Bakan Akar: Türkiye’yi Ege ve Doğu Akdeniz’de hapsetme çabalarına karşı durmaya devam edeceğiz
Milli Savunma Bakanı Hulusi Akar, “Uluslararası hukuktan kaynaklanan haklarımız çerçevesinde, Türkiye’yi Ege Denizi’nde kara sularına ve Doğu Akdeniz’de Antalya körfezine hapsetme çabalarına karşı durmaya kararlılıkla devam edeceğiz” dedi.
Bakan Akar, TBMM Plan ve Bütçe Komisyonu’ndan bakanlığının 2021 yılı bütçe sunumunu yaptı. Bakan Akar, PKK terör örgütünün Kandil, Sincar, Mahmur, Karaçok Dağı ve Irak’ın kuzeyinde varlığını artırmaya yönelik çalışmalara devam ettiğini belirterek “Irak hükümeti, Sincar ve Mahmur’un kontrolünü ele geçirmiş olmasına rağmen PKK terör örgütü faaliyetlerini söz konusu bölgelerdeki BM kamplarında sürdürmektedir.
Irak’ın kuzeyinde PKK’ya karşı mücadelemiz Hakurk ve Haftanin bölgelerinde Pençe Harekatları ile başarıyla devam etmektedir. Irak’ın, dış güçlerin çatışma sahası olmaktan çıkıp toprak bütünlüğü ve siyasi birliği içinde istikrar ve refaha kavuşması en samimi arzumuzdur. Komşumuz Irak’a her alanda destek olurken, özellikle terörle mücadelede Irak ile daha yakın iş birliği yapmayı çok arzu ediyoruz” dedi.
‘SURİYE’NİN KUZEYİNDE HAREKATLAR BAŞARIYLA İCRA EDİLİYOR’
Bakan Akar, Suriye’nin kuzeyinde PKK/PYD/YPG ve DEAŞ varlığını sonlandırmak, oluşturulmak istenen terör koridorunu engellemek ve böylelikle hudutların, halkın huzur ve güvenliğini sağlamak için Suriye’nin kuzeyinde Fırat Kalkanı, Zeytin Dalı, Barış Pınarı ve Barış Kalkanı harekatlarının başarıyla icra edildiğini anımsattı. Söz konusu harekatların sürdüğüne dikkati çeken Bakan Akar, “Eğer Suriye’de terör örgütü tarafından oluşturulmaya çalışılan terör koridoru icra ettiğimiz başarılı harekatlarla yok edilmeseydi, engellenmeseydi bugün çok daha farklı ama çok farklı tehdit ve tehlikelerle karşı karşıya olmamız kaçınılmazdı.

◇ ◇ ◇

Okunacak metne göre, Irak'ın kuzeyinde PKK'ya karşı Pençe Harekatları hangi bölgelerde sürdürülüyor? Sonraki satırlar farklı bir kaynaktan alınmıştır.

◆ Gösterilen bilgiler ◆
◇ ◇ ◇

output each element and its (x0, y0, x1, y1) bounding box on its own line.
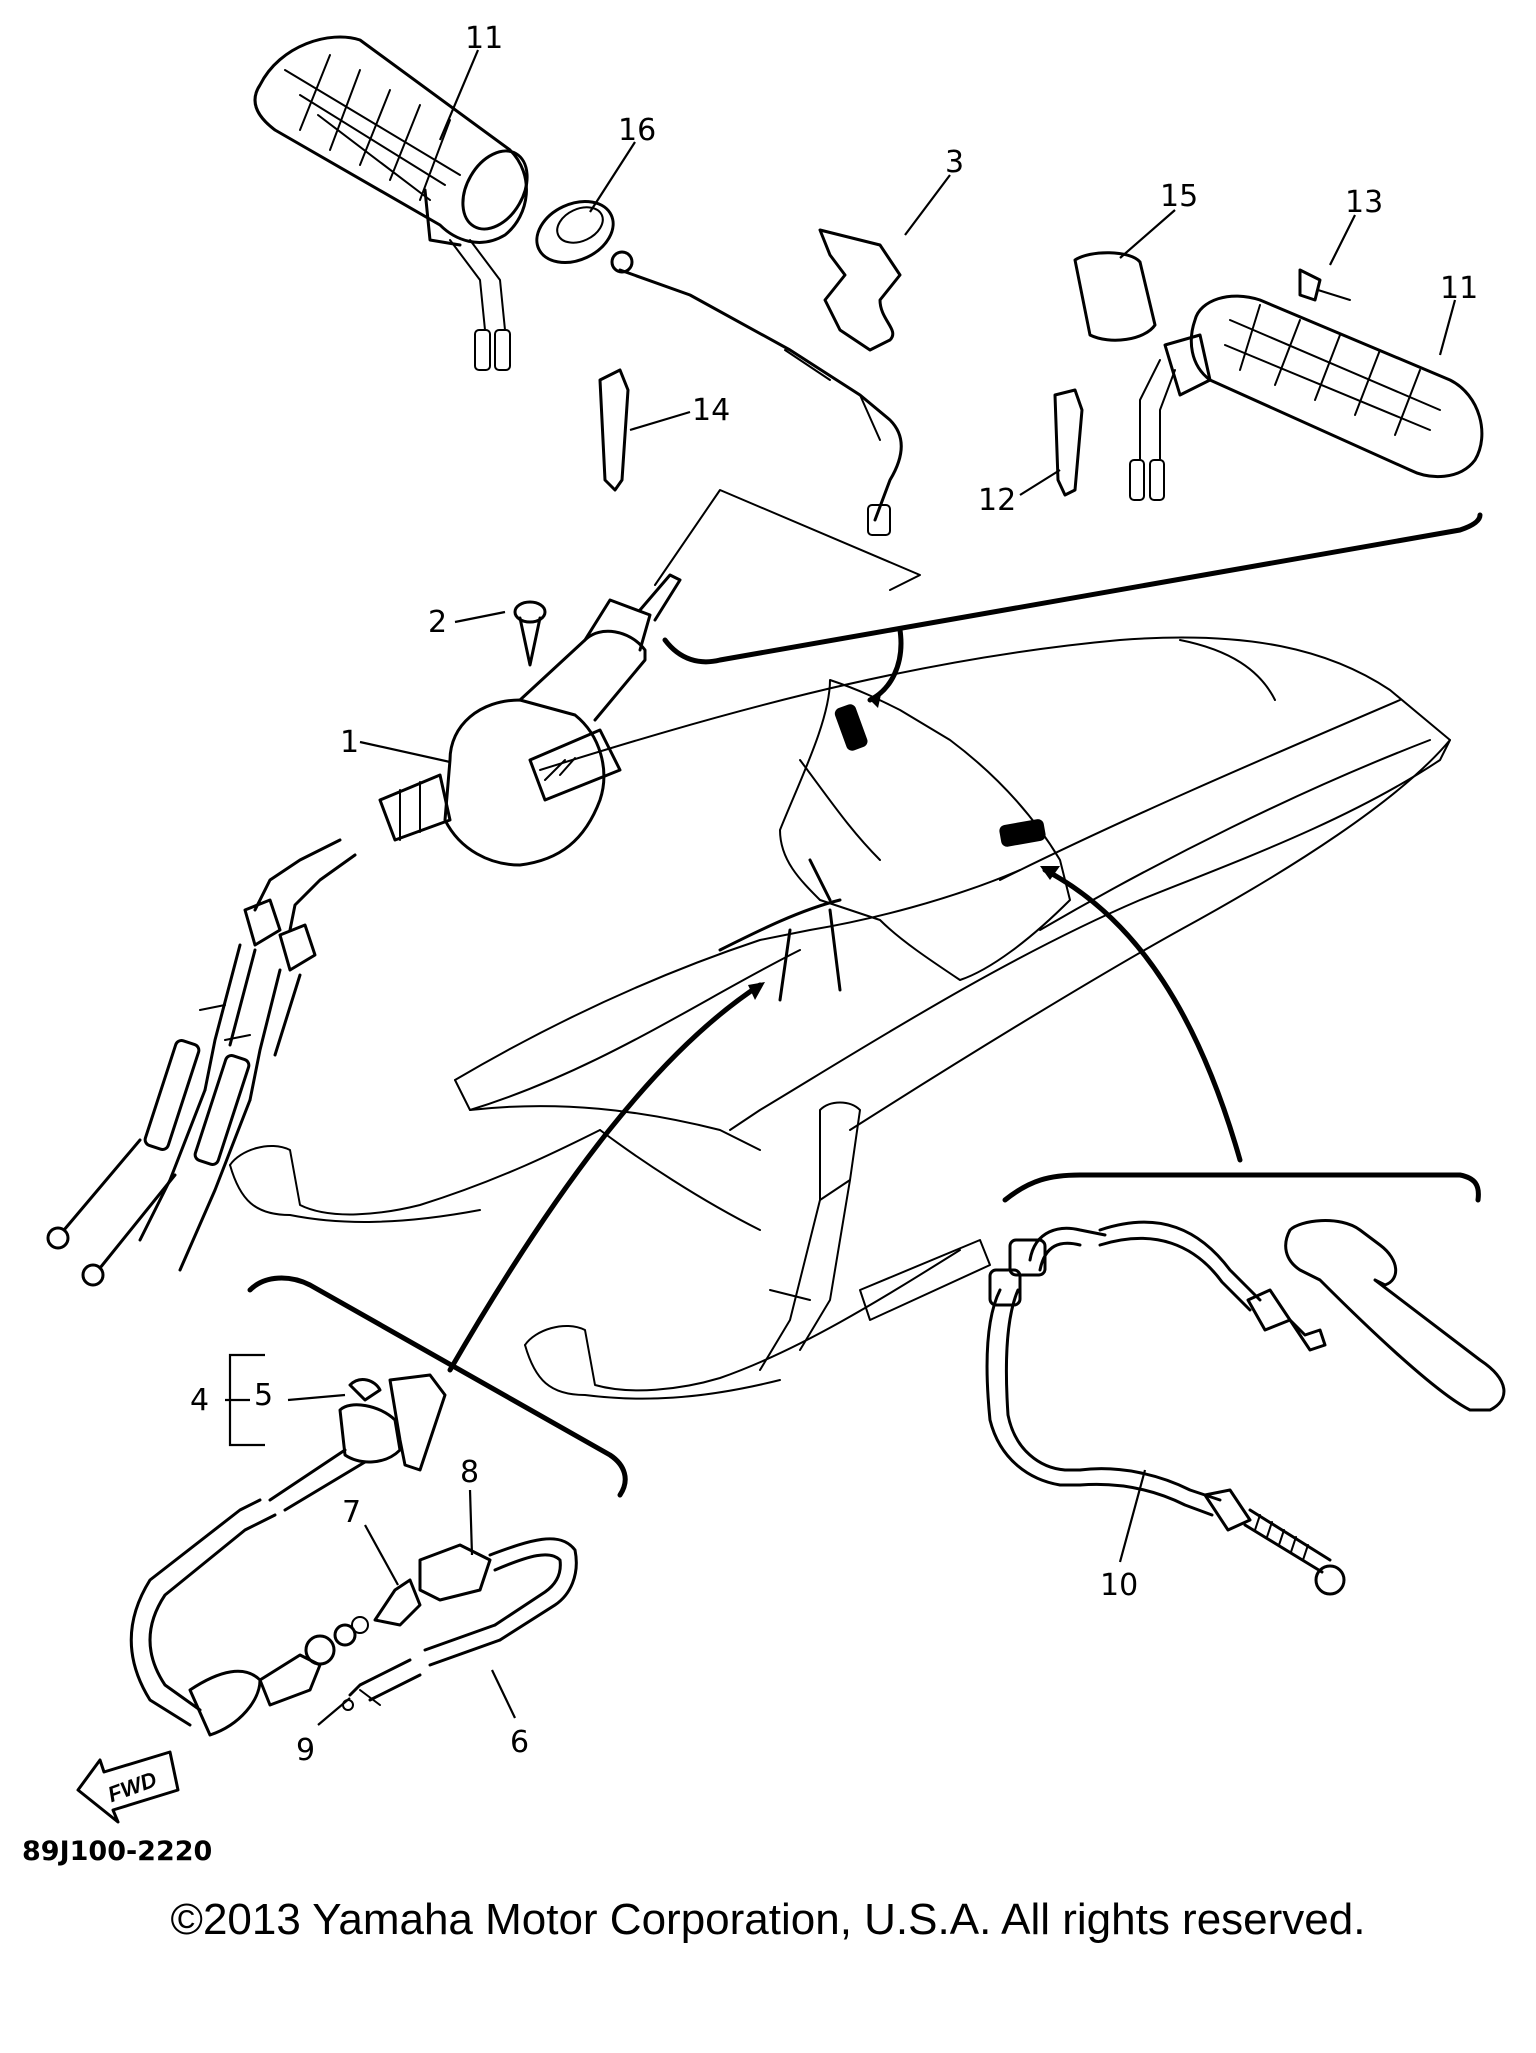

◇ ◇ ◇

◆ Sorunun çözümü ◆
Hakurk ve Haftanin bölgelerinde.